§ **Problem to solve**: Print the entries below word for word; the pictures stay out of your copy.

§ **Extracted material**:

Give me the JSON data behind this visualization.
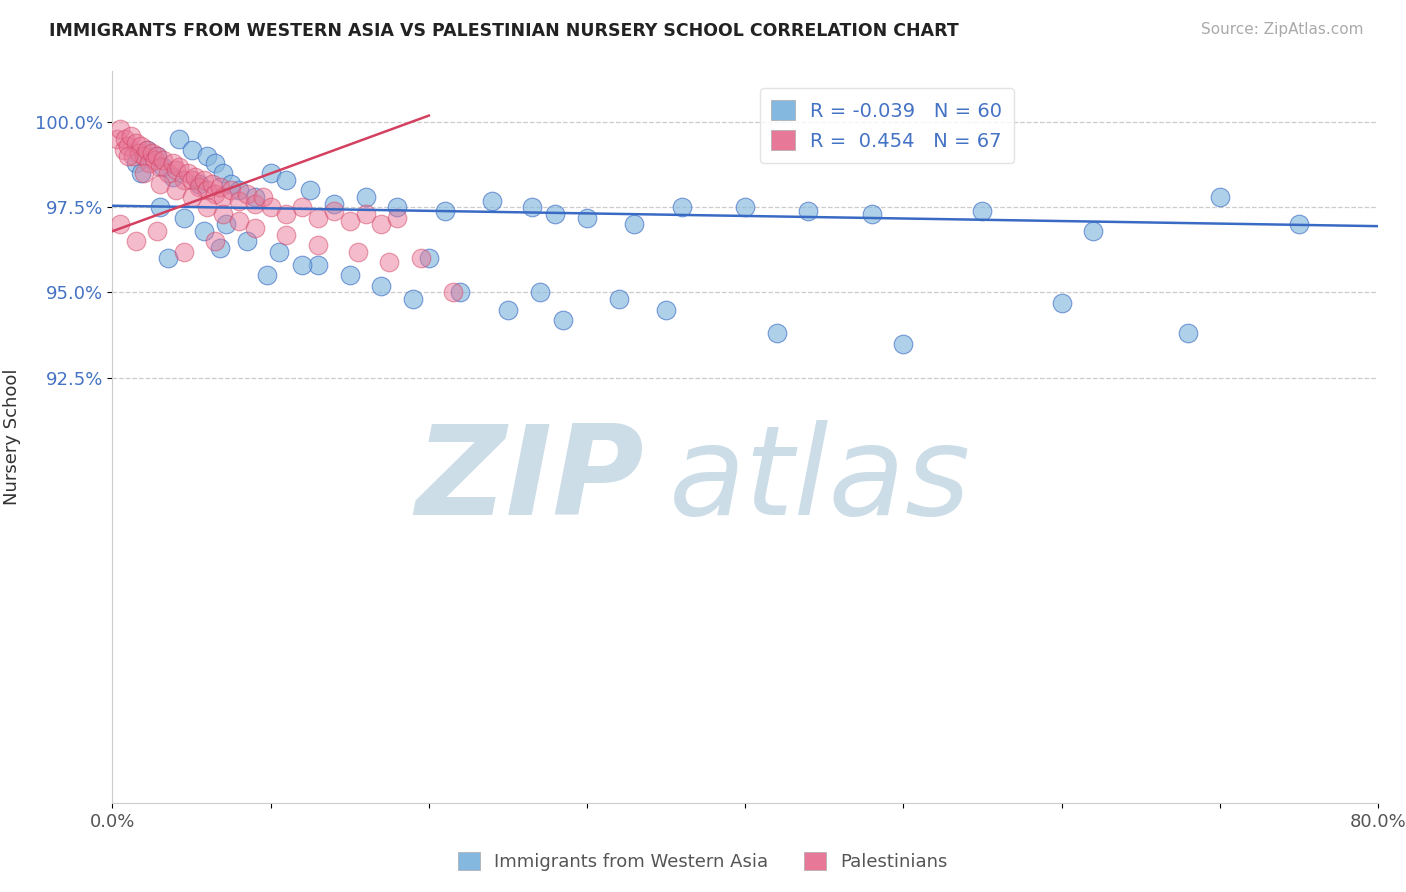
{
  "title": "IMMIGRANTS FROM WESTERN ASIA VS PALESTINIAN NURSERY SCHOOL CORRELATION CHART",
  "source": "Source: ZipAtlas.com",
  "ylabel": "Nursery School",
  "legend_label1": "Immigrants from Western Asia",
  "legend_label2": "Palestinians",
  "r1": -0.039,
  "n1": 60,
  "r2": 0.454,
  "n2": 67,
  "xlim": [
    0.0,
    80.0
  ],
  "ylim": [
    80.0,
    101.5
  ],
  "yticks": [
    92.5,
    95.0,
    97.5,
    100.0
  ],
  "ytick_labels": [
    "92.5%",
    "95.0%",
    "97.5%",
    "100.0%"
  ],
  "xticks": [
    0.0,
    10.0,
    20.0,
    30.0,
    40.0,
    50.0,
    60.0,
    70.0,
    80.0
  ],
  "xtick_labels": [
    "0.0%",
    "",
    "",
    "",
    "",
    "",
    "",
    "",
    "80.0%"
  ],
  "color_blue": "#85b8de",
  "color_pink": "#e87898",
  "color_blue_line": "#3a6bc4",
  "color_pink_line": "#d44060",
  "watermark_color": "#ccdde8",
  "blue_trend_x0": 0.0,
  "blue_trend_y0": 97.55,
  "blue_trend_x1": 80.0,
  "blue_trend_y1": 96.95,
  "pink_trend_x0": 0.0,
  "pink_trend_y0": 96.8,
  "pink_trend_x1": 20.0,
  "pink_trend_y1": 100.2,
  "blue_x": [
    1.5,
    1.8,
    2.2,
    2.8,
    3.2,
    3.8,
    4.2,
    5.0,
    5.5,
    6.0,
    6.5,
    7.0,
    7.5,
    8.0,
    9.0,
    10.0,
    11.0,
    12.5,
    14.0,
    16.0,
    18.0,
    21.0,
    24.0,
    26.5,
    28.0,
    30.0,
    33.0,
    36.0,
    40.0,
    44.0,
    48.0,
    55.0,
    62.0,
    70.0,
    75.0,
    4.5,
    5.8,
    7.2,
    8.5,
    10.5,
    13.0,
    15.0,
    17.0,
    19.0,
    22.0,
    25.0,
    28.5,
    32.0,
    3.5,
    6.8,
    9.8,
    12.0,
    20.0,
    27.0,
    35.0,
    42.0,
    50.0,
    60.0,
    68.0,
    3.0
  ],
  "blue_y": [
    98.8,
    98.5,
    99.2,
    99.0,
    98.7,
    98.4,
    99.5,
    99.2,
    98.2,
    99.0,
    98.8,
    98.5,
    98.2,
    98.0,
    97.8,
    98.5,
    98.3,
    98.0,
    97.6,
    97.8,
    97.5,
    97.4,
    97.7,
    97.5,
    97.3,
    97.2,
    97.0,
    97.5,
    97.5,
    97.4,
    97.3,
    97.4,
    96.8,
    97.8,
    97.0,
    97.2,
    96.8,
    97.0,
    96.5,
    96.2,
    95.8,
    95.5,
    95.2,
    94.8,
    95.0,
    94.5,
    94.2,
    94.8,
    96.0,
    96.3,
    95.5,
    95.8,
    96.0,
    95.0,
    94.5,
    93.8,
    93.5,
    94.7,
    93.8,
    97.5
  ],
  "pink_x": [
    0.3,
    0.5,
    0.7,
    0.8,
    1.0,
    1.2,
    1.3,
    1.5,
    1.7,
    1.8,
    2.0,
    2.2,
    2.3,
    2.5,
    2.7,
    2.8,
    3.0,
    3.2,
    3.5,
    3.8,
    4.0,
    4.2,
    4.5,
    4.8,
    5.0,
    5.2,
    5.5,
    5.8,
    6.0,
    6.3,
    6.5,
    6.8,
    7.0,
    7.5,
    8.0,
    8.5,
    9.0,
    9.5,
    10.0,
    11.0,
    12.0,
    13.0,
    14.0,
    15.0,
    16.0,
    17.0,
    18.0,
    1.0,
    2.0,
    3.0,
    4.0,
    5.0,
    6.0,
    7.0,
    8.0,
    9.0,
    11.0,
    13.0,
    15.5,
    17.5,
    19.5,
    21.5,
    0.5,
    1.5,
    2.8,
    4.5,
    6.5
  ],
  "pink_y": [
    99.5,
    99.8,
    99.2,
    99.5,
    99.3,
    99.6,
    99.0,
    99.4,
    99.1,
    99.3,
    99.0,
    99.2,
    98.8,
    99.1,
    98.9,
    99.0,
    98.7,
    98.9,
    98.5,
    98.8,
    98.6,
    98.7,
    98.3,
    98.5,
    98.3,
    98.4,
    98.1,
    98.3,
    98.0,
    98.2,
    97.9,
    98.1,
    97.8,
    98.0,
    97.7,
    97.9,
    97.6,
    97.8,
    97.5,
    97.3,
    97.5,
    97.2,
    97.4,
    97.1,
    97.3,
    97.0,
    97.2,
    99.0,
    98.5,
    98.2,
    98.0,
    97.8,
    97.5,
    97.3,
    97.1,
    96.9,
    96.7,
    96.4,
    96.2,
    95.9,
    96.0,
    95.0,
    97.0,
    96.5,
    96.8,
    96.2,
    96.5
  ]
}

§ **Answer to this task**:
Give me the JSON data behind this visualization.
{
  "title": "IMMIGRANTS FROM WESTERN ASIA VS PALESTINIAN NURSERY SCHOOL CORRELATION CHART",
  "source": "Source: ZipAtlas.com",
  "ylabel": "Nursery School",
  "legend_label1": "Immigrants from Western Asia",
  "legend_label2": "Palestinians",
  "r1": -0.039,
  "n1": 60,
  "r2": 0.454,
  "n2": 67,
  "xlim": [
    0.0,
    80.0
  ],
  "ylim": [
    80.0,
    101.5
  ],
  "yticks": [
    92.5,
    95.0,
    97.5,
    100.0
  ],
  "ytick_labels": [
    "92.5%",
    "95.0%",
    "97.5%",
    "100.0%"
  ],
  "xticks": [
    0.0,
    10.0,
    20.0,
    30.0,
    40.0,
    50.0,
    60.0,
    70.0,
    80.0
  ],
  "xtick_labels": [
    "0.0%",
    "",
    "",
    "",
    "",
    "",
    "",
    "",
    "80.0%"
  ],
  "color_blue": "#85b8de",
  "color_pink": "#e87898",
  "color_blue_line": "#3a6bc4",
  "color_pink_line": "#d44060",
  "watermark_color": "#ccdde8",
  "blue_trend_x0": 0.0,
  "blue_trend_y0": 97.55,
  "blue_trend_x1": 80.0,
  "blue_trend_y1": 96.95,
  "pink_trend_x0": 0.0,
  "pink_trend_y0": 96.8,
  "pink_trend_x1": 20.0,
  "pink_trend_y1": 100.2,
  "blue_x": [
    1.5,
    1.8,
    2.2,
    2.8,
    3.2,
    3.8,
    4.2,
    5.0,
    5.5,
    6.0,
    6.5,
    7.0,
    7.5,
    8.0,
    9.0,
    10.0,
    11.0,
    12.5,
    14.0,
    16.0,
    18.0,
    21.0,
    24.0,
    26.5,
    28.0,
    30.0,
    33.0,
    36.0,
    40.0,
    44.0,
    48.0,
    55.0,
    62.0,
    70.0,
    75.0,
    4.5,
    5.8,
    7.2,
    8.5,
    10.5,
    13.0,
    15.0,
    17.0,
    19.0,
    22.0,
    25.0,
    28.5,
    32.0,
    3.5,
    6.8,
    9.8,
    12.0,
    20.0,
    27.0,
    35.0,
    42.0,
    50.0,
    60.0,
    68.0,
    3.0
  ],
  "blue_y": [
    98.8,
    98.5,
    99.2,
    99.0,
    98.7,
    98.4,
    99.5,
    99.2,
    98.2,
    99.0,
    98.8,
    98.5,
    98.2,
    98.0,
    97.8,
    98.5,
    98.3,
    98.0,
    97.6,
    97.8,
    97.5,
    97.4,
    97.7,
    97.5,
    97.3,
    97.2,
    97.0,
    97.5,
    97.5,
    97.4,
    97.3,
    97.4,
    96.8,
    97.8,
    97.0,
    97.2,
    96.8,
    97.0,
    96.5,
    96.2,
    95.8,
    95.5,
    95.2,
    94.8,
    95.0,
    94.5,
    94.2,
    94.8,
    96.0,
    96.3,
    95.5,
    95.8,
    96.0,
    95.0,
    94.5,
    93.8,
    93.5,
    94.7,
    93.8,
    97.5
  ],
  "pink_x": [
    0.3,
    0.5,
    0.7,
    0.8,
    1.0,
    1.2,
    1.3,
    1.5,
    1.7,
    1.8,
    2.0,
    2.2,
    2.3,
    2.5,
    2.7,
    2.8,
    3.0,
    3.2,
    3.5,
    3.8,
    4.0,
    4.2,
    4.5,
    4.8,
    5.0,
    5.2,
    5.5,
    5.8,
    6.0,
    6.3,
    6.5,
    6.8,
    7.0,
    7.5,
    8.0,
    8.5,
    9.0,
    9.5,
    10.0,
    11.0,
    12.0,
    13.0,
    14.0,
    15.0,
    16.0,
    17.0,
    18.0,
    1.0,
    2.0,
    3.0,
    4.0,
    5.0,
    6.0,
    7.0,
    8.0,
    9.0,
    11.0,
    13.0,
    15.5,
    17.5,
    19.5,
    21.5,
    0.5,
    1.5,
    2.8,
    4.5,
    6.5
  ],
  "pink_y": [
    99.5,
    99.8,
    99.2,
    99.5,
    99.3,
    99.6,
    99.0,
    99.4,
    99.1,
    99.3,
    99.0,
    99.2,
    98.8,
    99.1,
    98.9,
    99.0,
    98.7,
    98.9,
    98.5,
    98.8,
    98.6,
    98.7,
    98.3,
    98.5,
    98.3,
    98.4,
    98.1,
    98.3,
    98.0,
    98.2,
    97.9,
    98.1,
    97.8,
    98.0,
    97.7,
    97.9,
    97.6,
    97.8,
    97.5,
    97.3,
    97.5,
    97.2,
    97.4,
    97.1,
    97.3,
    97.0,
    97.2,
    99.0,
    98.5,
    98.2,
    98.0,
    97.8,
    97.5,
    97.3,
    97.1,
    96.9,
    96.7,
    96.4,
    96.2,
    95.9,
    96.0,
    95.0,
    97.0,
    96.5,
    96.8,
    96.2,
    96.5
  ]
}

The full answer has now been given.